REQUIREMENTS:
List all lines of the data containing the word "name".

.....

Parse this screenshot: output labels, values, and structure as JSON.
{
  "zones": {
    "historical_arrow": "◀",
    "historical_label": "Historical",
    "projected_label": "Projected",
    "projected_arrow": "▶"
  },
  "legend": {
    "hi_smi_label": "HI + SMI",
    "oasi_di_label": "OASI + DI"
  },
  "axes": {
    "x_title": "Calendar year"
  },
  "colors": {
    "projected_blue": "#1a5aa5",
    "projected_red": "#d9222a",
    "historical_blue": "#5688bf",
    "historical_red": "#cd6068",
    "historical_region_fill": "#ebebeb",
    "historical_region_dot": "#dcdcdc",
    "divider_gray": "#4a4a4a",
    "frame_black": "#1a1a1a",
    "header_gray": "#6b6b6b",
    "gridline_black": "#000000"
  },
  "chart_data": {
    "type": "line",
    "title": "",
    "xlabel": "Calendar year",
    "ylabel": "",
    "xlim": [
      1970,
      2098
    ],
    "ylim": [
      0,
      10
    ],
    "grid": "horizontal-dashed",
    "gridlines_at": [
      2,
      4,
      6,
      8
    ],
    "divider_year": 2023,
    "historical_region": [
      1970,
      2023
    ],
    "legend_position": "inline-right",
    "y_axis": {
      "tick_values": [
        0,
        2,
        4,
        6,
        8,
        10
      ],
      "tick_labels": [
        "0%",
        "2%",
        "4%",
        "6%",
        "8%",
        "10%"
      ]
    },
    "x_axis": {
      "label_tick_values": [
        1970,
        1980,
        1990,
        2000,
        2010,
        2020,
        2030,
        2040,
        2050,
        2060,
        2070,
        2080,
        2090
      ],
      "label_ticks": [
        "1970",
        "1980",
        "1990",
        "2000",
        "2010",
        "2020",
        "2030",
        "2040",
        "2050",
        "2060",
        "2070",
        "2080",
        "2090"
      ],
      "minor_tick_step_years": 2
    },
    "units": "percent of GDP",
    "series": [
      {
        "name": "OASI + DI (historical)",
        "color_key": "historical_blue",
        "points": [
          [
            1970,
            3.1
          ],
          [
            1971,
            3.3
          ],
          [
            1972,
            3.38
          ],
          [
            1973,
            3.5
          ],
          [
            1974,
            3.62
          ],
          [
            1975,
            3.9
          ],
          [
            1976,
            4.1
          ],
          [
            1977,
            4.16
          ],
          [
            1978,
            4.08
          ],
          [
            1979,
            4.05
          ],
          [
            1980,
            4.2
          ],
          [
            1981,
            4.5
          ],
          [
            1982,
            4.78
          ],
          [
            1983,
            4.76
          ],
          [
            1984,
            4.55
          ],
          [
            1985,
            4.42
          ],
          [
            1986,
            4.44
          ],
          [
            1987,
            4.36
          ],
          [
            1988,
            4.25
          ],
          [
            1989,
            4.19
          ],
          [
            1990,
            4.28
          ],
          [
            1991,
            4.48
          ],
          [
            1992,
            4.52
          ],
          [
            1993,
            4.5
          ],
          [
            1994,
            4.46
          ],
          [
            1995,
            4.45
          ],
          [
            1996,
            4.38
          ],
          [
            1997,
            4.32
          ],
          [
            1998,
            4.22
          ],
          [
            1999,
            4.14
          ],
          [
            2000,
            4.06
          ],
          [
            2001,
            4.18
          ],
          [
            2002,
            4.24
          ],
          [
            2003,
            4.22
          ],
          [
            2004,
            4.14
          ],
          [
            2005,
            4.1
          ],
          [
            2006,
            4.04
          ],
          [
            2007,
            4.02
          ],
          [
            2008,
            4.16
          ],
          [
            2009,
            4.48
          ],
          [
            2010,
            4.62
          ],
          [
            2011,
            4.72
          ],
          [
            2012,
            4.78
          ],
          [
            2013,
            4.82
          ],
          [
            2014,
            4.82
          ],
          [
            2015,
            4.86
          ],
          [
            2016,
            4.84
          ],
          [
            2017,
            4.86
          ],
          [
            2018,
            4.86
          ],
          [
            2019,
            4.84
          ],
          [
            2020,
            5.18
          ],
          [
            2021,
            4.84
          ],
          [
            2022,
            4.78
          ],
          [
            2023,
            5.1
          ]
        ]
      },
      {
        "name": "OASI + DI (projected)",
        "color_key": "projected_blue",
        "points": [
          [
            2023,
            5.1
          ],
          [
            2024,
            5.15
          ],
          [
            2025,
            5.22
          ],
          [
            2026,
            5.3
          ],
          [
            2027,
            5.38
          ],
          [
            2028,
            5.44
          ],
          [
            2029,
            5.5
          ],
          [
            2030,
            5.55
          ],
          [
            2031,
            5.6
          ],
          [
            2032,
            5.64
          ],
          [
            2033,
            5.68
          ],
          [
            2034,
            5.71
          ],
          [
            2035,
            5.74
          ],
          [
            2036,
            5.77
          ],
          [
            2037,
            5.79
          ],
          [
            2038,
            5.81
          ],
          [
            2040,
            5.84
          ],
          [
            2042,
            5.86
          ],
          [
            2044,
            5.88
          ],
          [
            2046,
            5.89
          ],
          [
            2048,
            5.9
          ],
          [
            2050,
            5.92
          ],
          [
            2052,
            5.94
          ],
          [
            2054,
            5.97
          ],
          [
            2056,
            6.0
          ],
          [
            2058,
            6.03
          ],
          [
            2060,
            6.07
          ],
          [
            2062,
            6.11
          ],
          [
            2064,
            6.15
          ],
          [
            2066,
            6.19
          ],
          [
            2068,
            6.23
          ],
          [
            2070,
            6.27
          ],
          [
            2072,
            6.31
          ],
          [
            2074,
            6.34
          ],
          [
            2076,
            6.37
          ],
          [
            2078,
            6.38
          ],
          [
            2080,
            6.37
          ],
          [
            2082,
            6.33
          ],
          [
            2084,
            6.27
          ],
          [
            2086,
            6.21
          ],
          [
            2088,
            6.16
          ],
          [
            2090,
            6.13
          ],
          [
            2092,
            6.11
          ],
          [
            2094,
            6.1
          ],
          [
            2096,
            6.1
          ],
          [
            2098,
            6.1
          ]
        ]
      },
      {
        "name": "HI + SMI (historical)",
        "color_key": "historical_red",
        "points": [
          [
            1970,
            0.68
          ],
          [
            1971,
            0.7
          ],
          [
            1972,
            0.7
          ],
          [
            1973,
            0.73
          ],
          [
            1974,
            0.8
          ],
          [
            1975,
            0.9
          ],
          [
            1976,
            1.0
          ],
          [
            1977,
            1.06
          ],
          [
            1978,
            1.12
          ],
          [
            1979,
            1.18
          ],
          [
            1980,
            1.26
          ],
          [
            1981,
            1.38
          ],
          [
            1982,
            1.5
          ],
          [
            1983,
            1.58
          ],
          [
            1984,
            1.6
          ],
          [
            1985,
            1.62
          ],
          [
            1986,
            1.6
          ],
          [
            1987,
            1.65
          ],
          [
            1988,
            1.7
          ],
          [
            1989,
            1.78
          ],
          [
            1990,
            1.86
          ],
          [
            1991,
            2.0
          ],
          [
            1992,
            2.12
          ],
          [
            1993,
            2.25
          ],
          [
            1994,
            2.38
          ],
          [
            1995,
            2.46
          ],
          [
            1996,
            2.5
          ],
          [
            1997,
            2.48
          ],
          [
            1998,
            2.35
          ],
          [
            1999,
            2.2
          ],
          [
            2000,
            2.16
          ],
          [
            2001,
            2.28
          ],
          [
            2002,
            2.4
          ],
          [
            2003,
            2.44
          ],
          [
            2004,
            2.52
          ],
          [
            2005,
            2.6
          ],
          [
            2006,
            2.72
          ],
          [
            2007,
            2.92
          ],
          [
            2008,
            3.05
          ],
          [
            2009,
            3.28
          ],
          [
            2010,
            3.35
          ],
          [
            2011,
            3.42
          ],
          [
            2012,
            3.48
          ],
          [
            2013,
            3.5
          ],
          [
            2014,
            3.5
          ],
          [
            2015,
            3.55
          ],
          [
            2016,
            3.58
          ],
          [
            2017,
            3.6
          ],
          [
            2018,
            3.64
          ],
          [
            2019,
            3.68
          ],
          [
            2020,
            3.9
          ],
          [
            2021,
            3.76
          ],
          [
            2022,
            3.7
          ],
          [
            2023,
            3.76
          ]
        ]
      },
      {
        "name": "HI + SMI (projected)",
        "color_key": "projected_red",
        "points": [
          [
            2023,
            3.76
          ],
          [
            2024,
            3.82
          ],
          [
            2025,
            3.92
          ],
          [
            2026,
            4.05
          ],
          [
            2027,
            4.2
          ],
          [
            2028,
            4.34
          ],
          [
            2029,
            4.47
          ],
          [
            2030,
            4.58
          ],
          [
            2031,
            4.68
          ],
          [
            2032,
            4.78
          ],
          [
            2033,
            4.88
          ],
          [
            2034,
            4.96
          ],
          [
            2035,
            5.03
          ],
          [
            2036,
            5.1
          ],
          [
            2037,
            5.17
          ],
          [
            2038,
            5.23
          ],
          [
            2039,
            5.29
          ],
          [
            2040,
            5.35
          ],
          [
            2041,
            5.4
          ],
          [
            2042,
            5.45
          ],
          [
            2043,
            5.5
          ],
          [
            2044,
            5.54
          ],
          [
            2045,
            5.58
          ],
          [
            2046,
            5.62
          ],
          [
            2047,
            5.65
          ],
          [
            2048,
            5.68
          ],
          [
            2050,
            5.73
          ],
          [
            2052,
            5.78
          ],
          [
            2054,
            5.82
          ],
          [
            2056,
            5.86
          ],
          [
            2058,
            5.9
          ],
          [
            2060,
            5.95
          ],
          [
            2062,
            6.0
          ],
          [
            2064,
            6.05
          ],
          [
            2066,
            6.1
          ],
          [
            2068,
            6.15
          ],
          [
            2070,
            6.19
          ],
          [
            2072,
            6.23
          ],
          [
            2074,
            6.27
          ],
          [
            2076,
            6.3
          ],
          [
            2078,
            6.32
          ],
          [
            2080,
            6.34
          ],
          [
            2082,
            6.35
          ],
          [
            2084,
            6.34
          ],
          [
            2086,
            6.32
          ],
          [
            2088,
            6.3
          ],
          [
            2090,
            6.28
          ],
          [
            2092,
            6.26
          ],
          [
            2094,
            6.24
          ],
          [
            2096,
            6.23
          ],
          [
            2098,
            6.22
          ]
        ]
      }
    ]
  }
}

.....

COMPLETE ANSWER:
        "name": "OASI + DI (historical)",
        "name": "OASI + DI (projected)",
        "name": "HI + SMI (historical)",
        "name": "HI + SMI (projected)",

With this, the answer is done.